- **OBJECTIVE**
Identify every line containing the word "symbol" and reproduce each one.

- **DATA LINES**
^^^^

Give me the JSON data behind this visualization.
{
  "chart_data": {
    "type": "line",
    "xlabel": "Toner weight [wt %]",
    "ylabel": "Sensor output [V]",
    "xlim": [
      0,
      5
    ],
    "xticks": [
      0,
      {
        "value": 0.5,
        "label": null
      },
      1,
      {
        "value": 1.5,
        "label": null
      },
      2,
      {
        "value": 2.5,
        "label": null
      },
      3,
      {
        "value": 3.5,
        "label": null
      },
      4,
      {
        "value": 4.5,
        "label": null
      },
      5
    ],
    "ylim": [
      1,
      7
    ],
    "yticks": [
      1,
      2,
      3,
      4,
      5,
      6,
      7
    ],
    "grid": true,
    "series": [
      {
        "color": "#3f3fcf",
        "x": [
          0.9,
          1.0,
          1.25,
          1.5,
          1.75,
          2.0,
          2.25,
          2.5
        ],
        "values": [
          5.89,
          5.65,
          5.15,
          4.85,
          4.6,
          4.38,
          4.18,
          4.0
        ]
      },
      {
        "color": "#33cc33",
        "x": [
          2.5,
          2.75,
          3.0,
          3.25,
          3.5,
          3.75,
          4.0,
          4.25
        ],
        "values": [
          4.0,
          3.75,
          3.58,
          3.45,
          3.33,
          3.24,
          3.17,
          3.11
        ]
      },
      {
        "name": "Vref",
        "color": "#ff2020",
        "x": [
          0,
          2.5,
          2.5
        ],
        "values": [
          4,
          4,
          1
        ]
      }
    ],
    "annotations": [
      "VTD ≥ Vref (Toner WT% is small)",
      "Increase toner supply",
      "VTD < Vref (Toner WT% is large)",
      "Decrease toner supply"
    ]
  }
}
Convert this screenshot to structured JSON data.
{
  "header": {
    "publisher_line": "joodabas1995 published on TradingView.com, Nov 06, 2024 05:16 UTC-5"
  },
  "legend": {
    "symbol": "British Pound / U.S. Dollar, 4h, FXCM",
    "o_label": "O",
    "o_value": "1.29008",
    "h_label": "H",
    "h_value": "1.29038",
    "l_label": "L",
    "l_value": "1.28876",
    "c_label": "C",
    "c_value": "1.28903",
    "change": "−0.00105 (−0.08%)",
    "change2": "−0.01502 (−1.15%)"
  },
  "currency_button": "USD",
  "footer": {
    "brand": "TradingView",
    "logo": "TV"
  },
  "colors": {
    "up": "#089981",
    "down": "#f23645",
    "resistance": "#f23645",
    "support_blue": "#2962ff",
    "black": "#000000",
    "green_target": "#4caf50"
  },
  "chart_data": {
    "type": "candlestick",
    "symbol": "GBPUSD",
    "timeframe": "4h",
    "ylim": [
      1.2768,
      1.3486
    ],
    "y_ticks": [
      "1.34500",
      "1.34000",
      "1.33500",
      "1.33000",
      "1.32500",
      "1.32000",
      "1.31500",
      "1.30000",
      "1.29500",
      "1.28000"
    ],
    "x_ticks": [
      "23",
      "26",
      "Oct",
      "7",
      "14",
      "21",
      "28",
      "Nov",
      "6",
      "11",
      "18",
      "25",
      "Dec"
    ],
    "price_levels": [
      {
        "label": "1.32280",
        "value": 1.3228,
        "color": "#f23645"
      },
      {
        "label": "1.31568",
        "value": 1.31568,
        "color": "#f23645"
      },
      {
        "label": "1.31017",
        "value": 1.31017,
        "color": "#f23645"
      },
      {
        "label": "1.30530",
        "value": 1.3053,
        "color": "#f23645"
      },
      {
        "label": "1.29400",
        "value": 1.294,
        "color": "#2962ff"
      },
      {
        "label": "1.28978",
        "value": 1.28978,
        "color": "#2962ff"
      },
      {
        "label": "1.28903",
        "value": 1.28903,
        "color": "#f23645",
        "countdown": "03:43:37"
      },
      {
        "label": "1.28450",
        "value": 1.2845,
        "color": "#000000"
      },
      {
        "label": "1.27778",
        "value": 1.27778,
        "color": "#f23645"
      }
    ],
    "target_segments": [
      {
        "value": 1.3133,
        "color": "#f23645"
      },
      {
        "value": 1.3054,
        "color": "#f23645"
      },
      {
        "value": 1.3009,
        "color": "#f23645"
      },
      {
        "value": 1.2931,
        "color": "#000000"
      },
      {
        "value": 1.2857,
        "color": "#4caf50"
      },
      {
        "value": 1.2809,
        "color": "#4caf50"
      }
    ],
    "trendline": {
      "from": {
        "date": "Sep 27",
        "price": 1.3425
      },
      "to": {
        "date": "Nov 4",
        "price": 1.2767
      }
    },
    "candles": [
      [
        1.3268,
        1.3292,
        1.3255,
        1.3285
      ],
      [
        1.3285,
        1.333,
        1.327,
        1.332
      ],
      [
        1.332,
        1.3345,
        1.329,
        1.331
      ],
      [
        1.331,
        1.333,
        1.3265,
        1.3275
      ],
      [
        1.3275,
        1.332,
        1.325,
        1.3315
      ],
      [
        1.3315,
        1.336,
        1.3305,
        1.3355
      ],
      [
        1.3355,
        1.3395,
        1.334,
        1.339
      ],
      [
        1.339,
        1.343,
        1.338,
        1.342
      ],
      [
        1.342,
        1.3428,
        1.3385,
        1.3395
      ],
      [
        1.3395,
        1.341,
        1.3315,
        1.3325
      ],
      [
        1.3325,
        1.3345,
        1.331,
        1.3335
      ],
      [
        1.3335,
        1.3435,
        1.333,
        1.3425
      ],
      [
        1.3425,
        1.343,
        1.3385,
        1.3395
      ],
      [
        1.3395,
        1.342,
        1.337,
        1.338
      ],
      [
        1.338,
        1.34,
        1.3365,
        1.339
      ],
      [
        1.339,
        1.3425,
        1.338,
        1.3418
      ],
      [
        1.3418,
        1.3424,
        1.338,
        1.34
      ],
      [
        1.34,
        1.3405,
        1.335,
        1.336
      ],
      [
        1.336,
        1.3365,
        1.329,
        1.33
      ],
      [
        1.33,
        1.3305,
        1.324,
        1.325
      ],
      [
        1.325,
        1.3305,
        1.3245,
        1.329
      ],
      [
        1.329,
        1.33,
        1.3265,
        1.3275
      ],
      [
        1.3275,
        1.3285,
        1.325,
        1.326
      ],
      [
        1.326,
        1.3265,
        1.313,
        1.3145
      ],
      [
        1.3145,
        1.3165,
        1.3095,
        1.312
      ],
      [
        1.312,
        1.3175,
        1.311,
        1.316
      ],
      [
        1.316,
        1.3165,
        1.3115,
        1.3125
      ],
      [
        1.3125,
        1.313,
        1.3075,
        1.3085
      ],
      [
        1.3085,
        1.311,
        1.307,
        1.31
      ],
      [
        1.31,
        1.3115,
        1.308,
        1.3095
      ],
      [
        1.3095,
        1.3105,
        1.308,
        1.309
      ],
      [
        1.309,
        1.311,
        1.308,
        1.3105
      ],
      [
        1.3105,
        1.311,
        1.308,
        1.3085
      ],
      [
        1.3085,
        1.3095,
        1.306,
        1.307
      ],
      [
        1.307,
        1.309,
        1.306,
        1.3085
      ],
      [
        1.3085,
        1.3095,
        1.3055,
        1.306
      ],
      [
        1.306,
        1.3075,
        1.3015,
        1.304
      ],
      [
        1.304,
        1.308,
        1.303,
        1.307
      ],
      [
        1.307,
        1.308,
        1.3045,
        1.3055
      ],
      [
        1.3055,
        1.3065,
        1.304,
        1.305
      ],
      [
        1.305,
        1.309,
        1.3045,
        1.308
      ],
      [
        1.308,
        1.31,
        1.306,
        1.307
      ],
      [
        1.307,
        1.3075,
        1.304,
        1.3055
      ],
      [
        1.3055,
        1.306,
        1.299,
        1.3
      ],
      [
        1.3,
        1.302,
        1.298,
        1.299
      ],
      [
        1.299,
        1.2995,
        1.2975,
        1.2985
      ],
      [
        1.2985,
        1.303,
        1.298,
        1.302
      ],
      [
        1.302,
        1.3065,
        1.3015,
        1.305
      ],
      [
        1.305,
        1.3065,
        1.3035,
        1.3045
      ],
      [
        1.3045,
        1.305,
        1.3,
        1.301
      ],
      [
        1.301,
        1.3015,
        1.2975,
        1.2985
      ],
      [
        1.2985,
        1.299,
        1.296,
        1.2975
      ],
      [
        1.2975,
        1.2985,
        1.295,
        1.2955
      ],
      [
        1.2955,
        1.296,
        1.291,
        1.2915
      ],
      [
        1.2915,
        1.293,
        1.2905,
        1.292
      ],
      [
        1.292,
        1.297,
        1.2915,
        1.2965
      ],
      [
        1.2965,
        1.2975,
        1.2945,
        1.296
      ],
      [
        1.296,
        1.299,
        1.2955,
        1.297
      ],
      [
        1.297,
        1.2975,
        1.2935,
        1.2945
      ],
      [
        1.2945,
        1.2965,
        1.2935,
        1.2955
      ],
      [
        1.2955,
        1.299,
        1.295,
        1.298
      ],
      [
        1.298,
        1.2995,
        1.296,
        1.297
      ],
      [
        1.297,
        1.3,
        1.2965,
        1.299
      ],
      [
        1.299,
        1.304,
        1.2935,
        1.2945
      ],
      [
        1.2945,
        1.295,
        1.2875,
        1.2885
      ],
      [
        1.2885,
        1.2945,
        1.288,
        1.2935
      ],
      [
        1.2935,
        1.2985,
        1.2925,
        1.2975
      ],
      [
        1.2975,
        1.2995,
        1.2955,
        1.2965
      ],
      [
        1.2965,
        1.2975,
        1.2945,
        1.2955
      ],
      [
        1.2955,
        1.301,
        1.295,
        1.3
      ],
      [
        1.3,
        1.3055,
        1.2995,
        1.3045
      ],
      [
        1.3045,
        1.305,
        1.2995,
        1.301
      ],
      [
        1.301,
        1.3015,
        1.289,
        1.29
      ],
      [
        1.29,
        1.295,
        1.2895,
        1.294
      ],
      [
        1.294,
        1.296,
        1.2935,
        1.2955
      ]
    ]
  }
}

^^^^

- **THE OUTPUT**
    "symbol": "British Pound / U.S. Dollar, 4h, FXCM",
    "symbol": "GBPUSD",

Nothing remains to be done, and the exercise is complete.